→ **What is expected**: Write out the material again word for word, dropping any images it holds.

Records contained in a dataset
........

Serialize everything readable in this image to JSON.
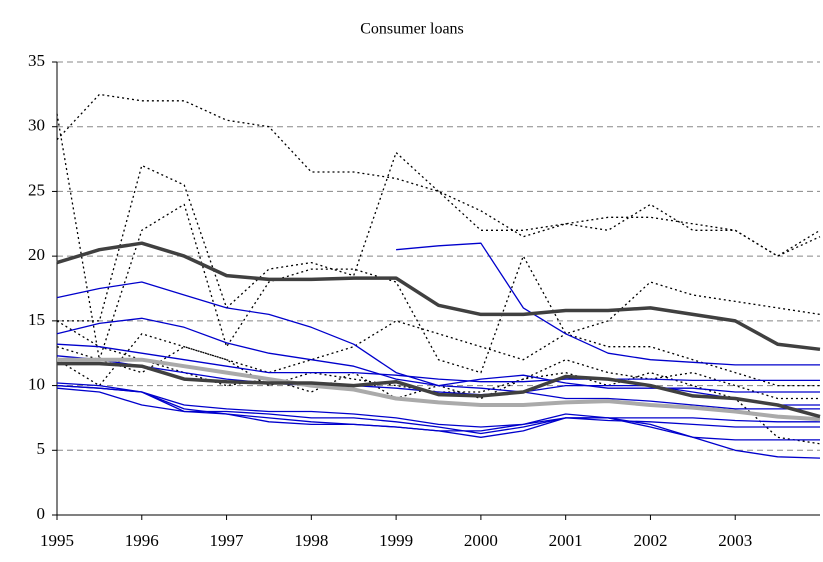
{
  "chart_data": {
    "type": "line",
    "title": "Consumer loans",
    "x": [
      1995,
      1995.5,
      1996,
      1996.5,
      1997,
      1997.5,
      1998,
      1998.5,
      1999,
      1999.5,
      2000,
      2000.5,
      2001,
      2001.5,
      2002,
      2002.5,
      2003,
      2003.5,
      2004
    ],
    "xlim": [
      1995,
      2004
    ],
    "xticks": [
      1995,
      1996,
      1997,
      1998,
      1999,
      2000,
      2001,
      2002,
      2003
    ],
    "ylim": [
      0,
      35
    ],
    "yticks": [
      0,
      5,
      10,
      15,
      20,
      25,
      30,
      35
    ],
    "grid": true,
    "series": [
      {
        "color": "#000000",
        "style": "dotted",
        "line_width": 1.3,
        "values": [
          29,
          32.5,
          32,
          32,
          30.5,
          30,
          26.5,
          26.5,
          26,
          25,
          23.5,
          21.5,
          22.5,
          23,
          23,
          22.5,
          22,
          20,
          22
        ]
      },
      {
        "color": "#000000",
        "style": "dotted",
        "line_width": 1.3,
        "values": [
          15,
          15,
          27,
          25.5,
          16,
          19,
          19.5,
          18.5,
          28,
          25,
          22,
          22,
          22.5,
          22,
          24,
          22,
          22,
          20,
          21.5
        ]
      },
      {
        "color": "#000000",
        "style": "dotted",
        "line_width": 1.3,
        "values": [
          31,
          12,
          22,
          24,
          13,
          18,
          19,
          19,
          18,
          12,
          11,
          20,
          14,
          15,
          18,
          17,
          16.5,
          16,
          15.5
        ]
      },
      {
        "color": "#000000",
        "style": "dotted",
        "line_width": 1.3,
        "values": [
          12,
          10,
          14,
          13,
          12,
          11,
          12,
          13,
          15,
          14,
          13,
          12,
          14,
          13,
          13,
          12,
          11,
          10,
          10
        ]
      },
      {
        "color": "#000000",
        "style": "dotted",
        "line_width": 1.3,
        "values": [
          15,
          13,
          12,
          11,
          10,
          10.5,
          9.5,
          11,
          9,
          10,
          9,
          10.5,
          12,
          11,
          10.5,
          11,
          10,
          9,
          9
        ]
      },
      {
        "color": "#000000",
        "style": "dotted",
        "line_width": 1.3,
        "values": [
          13,
          12,
          11,
          13,
          12,
          10,
          11,
          10.5,
          10,
          9.5,
          9.5,
          10.5,
          11,
          10,
          11,
          10,
          9,
          6,
          5.5
        ]
      },
      {
        "color": "#0000cc",
        "style": "solid",
        "line_width": 1.3,
        "values": [
          16.8,
          17.5,
          18,
          17,
          16,
          15.5,
          14.5,
          13.2,
          11,
          10,
          9.8,
          9.5,
          9,
          9,
          8.8,
          8.5,
          8.2,
          8.2,
          8.2
        ]
      },
      {
        "color": "#0000cc",
        "style": "solid",
        "line_width": 1.3,
        "values": [
          14,
          14.8,
          15.2,
          14.5,
          13.3,
          12.5,
          12,
          11.5,
          10.5,
          10,
          10.5,
          10.8,
          10.2,
          9.8,
          9.8,
          9.8,
          9.5,
          9.5,
          9.5
        ]
      },
      {
        "color": "#0000cc",
        "style": "solid",
        "line_width": 1.3,
        "values": [
          13.2,
          13,
          12.5,
          12,
          11.5,
          11,
          11,
          11,
          10.8,
          10.5,
          10.3,
          10.3,
          10.5,
          10.5,
          10.5,
          10.4,
          10.4,
          10.4,
          10.4
        ]
      },
      {
        "color": "#0000cc",
        "style": "solid",
        "line_width": 1.3,
        "values": [
          12.3,
          12,
          11.5,
          11,
          10.5,
          10.2,
          10,
          10,
          9.8,
          9.5,
          9.3,
          9.5,
          10,
          10,
          10,
          9.5,
          9,
          8.5,
          8.5
        ]
      },
      {
        "color": "#0000cc",
        "style": "solid",
        "line_width": 1.3,
        "values": [
          10.2,
          10,
          9.5,
          8.5,
          8.2,
          8,
          8,
          7.8,
          7.5,
          7,
          6.8,
          7,
          7.5,
          7.3,
          7.2,
          7,
          6.8,
          6.8,
          6.8
        ]
      },
      {
        "color": "#0000cc",
        "style": "solid",
        "line_width": 1.3,
        "values": [
          10,
          9.8,
          9.5,
          8,
          8,
          7.8,
          7.5,
          7.5,
          7.2,
          6.8,
          6.3,
          6.8,
          7.5,
          7.5,
          7.5,
          7.5,
          7.3,
          7.2,
          7.2
        ]
      },
      {
        "color": "#0000cc",
        "style": "solid",
        "line_width": 1.3,
        "values": [
          10,
          9.8,
          9.5,
          8.2,
          7.8,
          7.2,
          7,
          7,
          6.8,
          6.5,
          6.5,
          7,
          7.8,
          7.5,
          6.8,
          6,
          5.8,
          5.8,
          5.8
        ]
      },
      {
        "color": "#0000cc",
        "style": "solid",
        "line_width": 1.3,
        "values": [
          null,
          null,
          null,
          null,
          null,
          null,
          null,
          null,
          20.5,
          20.8,
          21,
          16,
          14,
          12.5,
          12,
          11.8,
          11.6,
          11.6,
          11.6
        ]
      },
      {
        "color": "#0000cc",
        "style": "solid",
        "line_width": 1.3,
        "values": [
          9.8,
          9.5,
          8.5,
          8,
          7.8,
          7.5,
          7.2,
          7,
          6.8,
          6.5,
          6,
          6.5,
          7.5,
          7.5,
          7,
          6,
          5,
          4.5,
          4.4
        ]
      },
      {
        "color": "#aaaaaa",
        "style": "solid",
        "line_width": 4,
        "values": [
          12,
          12,
          12,
          11.5,
          11,
          10.5,
          10,
          9.7,
          9,
          8.7,
          8.5,
          8.5,
          8.7,
          8.8,
          8.5,
          8.3,
          8,
          7.6,
          7.4
        ]
      },
      {
        "color": "#404040",
        "style": "solid",
        "line_width": 3.5,
        "values": [
          19.5,
          20.5,
          21,
          20,
          18.5,
          18.2,
          18.2,
          18.3,
          18.3,
          16.2,
          15.5,
          15.5,
          15.8,
          15.8,
          16,
          15.5,
          15,
          13.2,
          12.8
        ]
      },
      {
        "color": "#404040",
        "style": "solid",
        "line_width": 3.5,
        "values": [
          11.7,
          11.7,
          11.5,
          10.5,
          10.3,
          10.2,
          10.2,
          10,
          10.3,
          9.3,
          9.2,
          9.5,
          10.7,
          10.5,
          10,
          9.2,
          9,
          8.5,
          7.6
        ]
      }
    ]
  }
}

........

→ **Complete output**:
Serialize everything readable in this image to JSON.
{
  "chart_data": {
    "type": "line",
    "title": "Consumer loans",
    "x": [
      1995,
      1995.5,
      1996,
      1996.5,
      1997,
      1997.5,
      1998,
      1998.5,
      1999,
      1999.5,
      2000,
      2000.5,
      2001,
      2001.5,
      2002,
      2002.5,
      2003,
      2003.5,
      2004
    ],
    "xlim": [
      1995,
      2004
    ],
    "xticks": [
      1995,
      1996,
      1997,
      1998,
      1999,
      2000,
      2001,
      2002,
      2003
    ],
    "ylim": [
      0,
      35
    ],
    "yticks": [
      0,
      5,
      10,
      15,
      20,
      25,
      30,
      35
    ],
    "grid": true,
    "series": [
      {
        "color": "#000000",
        "style": "dotted",
        "line_width": 1.3,
        "values": [
          29,
          32.5,
          32,
          32,
          30.5,
          30,
          26.5,
          26.5,
          26,
          25,
          23.5,
          21.5,
          22.5,
          23,
          23,
          22.5,
          22,
          20,
          22
        ]
      },
      {
        "color": "#000000",
        "style": "dotted",
        "line_width": 1.3,
        "values": [
          15,
          15,
          27,
          25.5,
          16,
          19,
          19.5,
          18.5,
          28,
          25,
          22,
          22,
          22.5,
          22,
          24,
          22,
          22,
          20,
          21.5
        ]
      },
      {
        "color": "#000000",
        "style": "dotted",
        "line_width": 1.3,
        "values": [
          31,
          12,
          22,
          24,
          13,
          18,
          19,
          19,
          18,
          12,
          11,
          20,
          14,
          15,
          18,
          17,
          16.5,
          16,
          15.5
        ]
      },
      {
        "color": "#000000",
        "style": "dotted",
        "line_width": 1.3,
        "values": [
          12,
          10,
          14,
          13,
          12,
          11,
          12,
          13,
          15,
          14,
          13,
          12,
          14,
          13,
          13,
          12,
          11,
          10,
          10
        ]
      },
      {
        "color": "#000000",
        "style": "dotted",
        "line_width": 1.3,
        "values": [
          15,
          13,
          12,
          11,
          10,
          10.5,
          9.5,
          11,
          9,
          10,
          9,
          10.5,
          12,
          11,
          10.5,
          11,
          10,
          9,
          9
        ]
      },
      {
        "color": "#000000",
        "style": "dotted",
        "line_width": 1.3,
        "values": [
          13,
          12,
          11,
          13,
          12,
          10,
          11,
          10.5,
          10,
          9.5,
          9.5,
          10.5,
          11,
          10,
          11,
          10,
          9,
          6,
          5.5
        ]
      },
      {
        "color": "#0000cc",
        "style": "solid",
        "line_width": 1.3,
        "values": [
          16.8,
          17.5,
          18,
          17,
          16,
          15.5,
          14.5,
          13.2,
          11,
          10,
          9.8,
          9.5,
          9,
          9,
          8.8,
          8.5,
          8.2,
          8.2,
          8.2
        ]
      },
      {
        "color": "#0000cc",
        "style": "solid",
        "line_width": 1.3,
        "values": [
          14,
          14.8,
          15.2,
          14.5,
          13.3,
          12.5,
          12,
          11.5,
          10.5,
          10,
          10.5,
          10.8,
          10.2,
          9.8,
          9.8,
          9.8,
          9.5,
          9.5,
          9.5
        ]
      },
      {
        "color": "#0000cc",
        "style": "solid",
        "line_width": 1.3,
        "values": [
          13.2,
          13,
          12.5,
          12,
          11.5,
          11,
          11,
          11,
          10.8,
          10.5,
          10.3,
          10.3,
          10.5,
          10.5,
          10.5,
          10.4,
          10.4,
          10.4,
          10.4
        ]
      },
      {
        "color": "#0000cc",
        "style": "solid",
        "line_width": 1.3,
        "values": [
          12.3,
          12,
          11.5,
          11,
          10.5,
          10.2,
          10,
          10,
          9.8,
          9.5,
          9.3,
          9.5,
          10,
          10,
          10,
          9.5,
          9,
          8.5,
          8.5
        ]
      },
      {
        "color": "#0000cc",
        "style": "solid",
        "line_width": 1.3,
        "values": [
          10.2,
          10,
          9.5,
          8.5,
          8.2,
          8,
          8,
          7.8,
          7.5,
          7,
          6.8,
          7,
          7.5,
          7.3,
          7.2,
          7,
          6.8,
          6.8,
          6.8
        ]
      },
      {
        "color": "#0000cc",
        "style": "solid",
        "line_width": 1.3,
        "values": [
          10,
          9.8,
          9.5,
          8,
          8,
          7.8,
          7.5,
          7.5,
          7.2,
          6.8,
          6.3,
          6.8,
          7.5,
          7.5,
          7.5,
          7.5,
          7.3,
          7.2,
          7.2
        ]
      },
      {
        "color": "#0000cc",
        "style": "solid",
        "line_width": 1.3,
        "values": [
          10,
          9.8,
          9.5,
          8.2,
          7.8,
          7.2,
          7,
          7,
          6.8,
          6.5,
          6.5,
          7,
          7.8,
          7.5,
          6.8,
          6,
          5.8,
          5.8,
          5.8
        ]
      },
      {
        "color": "#0000cc",
        "style": "solid",
        "line_width": 1.3,
        "values": [
          null,
          null,
          null,
          null,
          null,
          null,
          null,
          null,
          20.5,
          20.8,
          21,
          16,
          14,
          12.5,
          12,
          11.8,
          11.6,
          11.6,
          11.6
        ]
      },
      {
        "color": "#0000cc",
        "style": "solid",
        "line_width": 1.3,
        "values": [
          9.8,
          9.5,
          8.5,
          8,
          7.8,
          7.5,
          7.2,
          7,
          6.8,
          6.5,
          6,
          6.5,
          7.5,
          7.5,
          7,
          6,
          5,
          4.5,
          4.4
        ]
      },
      {
        "color": "#aaaaaa",
        "style": "solid",
        "line_width": 4,
        "values": [
          12,
          12,
          12,
          11.5,
          11,
          10.5,
          10,
          9.7,
          9,
          8.7,
          8.5,
          8.5,
          8.7,
          8.8,
          8.5,
          8.3,
          8,
          7.6,
          7.4
        ]
      },
      {
        "color": "#404040",
        "style": "solid",
        "line_width": 3.5,
        "values": [
          19.5,
          20.5,
          21,
          20,
          18.5,
          18.2,
          18.2,
          18.3,
          18.3,
          16.2,
          15.5,
          15.5,
          15.8,
          15.8,
          16,
          15.5,
          15,
          13.2,
          12.8
        ]
      },
      {
        "color": "#404040",
        "style": "solid",
        "line_width": 3.5,
        "values": [
          11.7,
          11.7,
          11.5,
          10.5,
          10.3,
          10.2,
          10.2,
          10,
          10.3,
          9.3,
          9.2,
          9.5,
          10.7,
          10.5,
          10,
          9.2,
          9,
          8.5,
          7.6
        ]
      }
    ]
  }
}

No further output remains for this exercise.